[Saved data entries]
━━━━━━━━━━━━━━━━━━━━━━━━━━━━━━

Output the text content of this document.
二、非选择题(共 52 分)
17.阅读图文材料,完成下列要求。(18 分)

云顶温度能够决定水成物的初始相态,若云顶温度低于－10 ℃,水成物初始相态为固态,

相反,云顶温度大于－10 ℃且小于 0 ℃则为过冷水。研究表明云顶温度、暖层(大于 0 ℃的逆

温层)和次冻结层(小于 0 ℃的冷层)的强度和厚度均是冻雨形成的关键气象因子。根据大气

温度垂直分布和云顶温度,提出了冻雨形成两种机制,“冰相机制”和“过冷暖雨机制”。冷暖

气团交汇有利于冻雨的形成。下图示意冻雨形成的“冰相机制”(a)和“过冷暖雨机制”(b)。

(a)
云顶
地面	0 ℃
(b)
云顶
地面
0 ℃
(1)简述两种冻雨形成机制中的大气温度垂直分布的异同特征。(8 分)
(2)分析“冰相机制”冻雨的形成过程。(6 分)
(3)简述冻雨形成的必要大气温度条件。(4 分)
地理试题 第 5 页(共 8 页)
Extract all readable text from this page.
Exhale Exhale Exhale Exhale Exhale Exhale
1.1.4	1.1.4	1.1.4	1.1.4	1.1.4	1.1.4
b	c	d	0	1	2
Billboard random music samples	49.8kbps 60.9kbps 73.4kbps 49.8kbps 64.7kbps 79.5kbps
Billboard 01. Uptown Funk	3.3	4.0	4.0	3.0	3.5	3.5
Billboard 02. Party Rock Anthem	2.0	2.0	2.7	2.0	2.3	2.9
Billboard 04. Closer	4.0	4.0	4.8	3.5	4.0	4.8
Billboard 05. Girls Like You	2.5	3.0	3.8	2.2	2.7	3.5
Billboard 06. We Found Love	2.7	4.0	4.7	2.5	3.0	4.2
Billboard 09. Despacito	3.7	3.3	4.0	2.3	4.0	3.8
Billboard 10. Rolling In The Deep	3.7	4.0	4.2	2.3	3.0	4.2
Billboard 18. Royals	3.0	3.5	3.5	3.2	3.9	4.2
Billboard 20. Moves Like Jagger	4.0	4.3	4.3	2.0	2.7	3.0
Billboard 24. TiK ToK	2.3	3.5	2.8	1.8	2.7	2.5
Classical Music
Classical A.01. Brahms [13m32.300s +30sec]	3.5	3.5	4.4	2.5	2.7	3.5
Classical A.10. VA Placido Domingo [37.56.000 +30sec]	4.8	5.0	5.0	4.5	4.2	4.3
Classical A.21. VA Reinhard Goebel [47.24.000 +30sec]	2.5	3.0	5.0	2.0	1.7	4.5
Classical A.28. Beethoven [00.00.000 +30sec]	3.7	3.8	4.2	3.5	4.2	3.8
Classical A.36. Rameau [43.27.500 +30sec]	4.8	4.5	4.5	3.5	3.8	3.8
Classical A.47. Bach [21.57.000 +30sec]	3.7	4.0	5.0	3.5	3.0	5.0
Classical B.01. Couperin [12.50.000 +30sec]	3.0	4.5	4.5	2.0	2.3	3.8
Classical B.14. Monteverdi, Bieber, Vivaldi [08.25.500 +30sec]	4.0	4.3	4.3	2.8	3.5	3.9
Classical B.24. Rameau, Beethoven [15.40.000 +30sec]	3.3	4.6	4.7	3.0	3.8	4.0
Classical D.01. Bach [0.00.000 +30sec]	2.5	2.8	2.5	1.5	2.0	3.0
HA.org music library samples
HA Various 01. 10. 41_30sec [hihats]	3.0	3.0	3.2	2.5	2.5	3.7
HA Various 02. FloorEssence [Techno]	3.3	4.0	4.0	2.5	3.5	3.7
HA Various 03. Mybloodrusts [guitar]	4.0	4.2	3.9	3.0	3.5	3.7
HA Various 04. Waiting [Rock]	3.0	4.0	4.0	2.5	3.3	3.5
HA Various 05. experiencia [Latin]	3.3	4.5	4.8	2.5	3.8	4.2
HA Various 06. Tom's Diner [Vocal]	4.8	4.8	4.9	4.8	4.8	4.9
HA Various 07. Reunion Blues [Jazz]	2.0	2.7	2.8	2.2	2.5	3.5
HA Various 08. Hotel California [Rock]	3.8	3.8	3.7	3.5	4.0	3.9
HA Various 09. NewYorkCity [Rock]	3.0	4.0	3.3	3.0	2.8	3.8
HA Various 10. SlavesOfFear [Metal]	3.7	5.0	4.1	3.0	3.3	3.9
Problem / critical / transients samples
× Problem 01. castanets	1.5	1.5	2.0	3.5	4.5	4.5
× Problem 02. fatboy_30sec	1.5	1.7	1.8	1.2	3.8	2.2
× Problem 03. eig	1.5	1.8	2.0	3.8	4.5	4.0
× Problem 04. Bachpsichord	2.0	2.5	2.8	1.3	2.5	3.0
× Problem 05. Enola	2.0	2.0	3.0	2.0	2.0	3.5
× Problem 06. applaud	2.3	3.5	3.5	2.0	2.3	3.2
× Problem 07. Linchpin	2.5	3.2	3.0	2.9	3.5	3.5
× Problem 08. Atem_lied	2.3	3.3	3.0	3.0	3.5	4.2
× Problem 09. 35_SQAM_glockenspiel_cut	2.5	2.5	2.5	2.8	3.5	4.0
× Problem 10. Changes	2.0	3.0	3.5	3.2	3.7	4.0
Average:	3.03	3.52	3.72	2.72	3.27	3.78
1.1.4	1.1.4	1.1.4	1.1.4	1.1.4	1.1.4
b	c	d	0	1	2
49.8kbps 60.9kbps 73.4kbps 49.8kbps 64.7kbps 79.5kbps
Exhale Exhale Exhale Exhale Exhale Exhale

━━━━━━━━━━━━━━━━━━━━━━━━━━━━━━

▸ What you have to do: Pick out the lines above that hold the string "text" and show them.

▸ Output:
Output the text content of this document.
Extract all readable text from this page.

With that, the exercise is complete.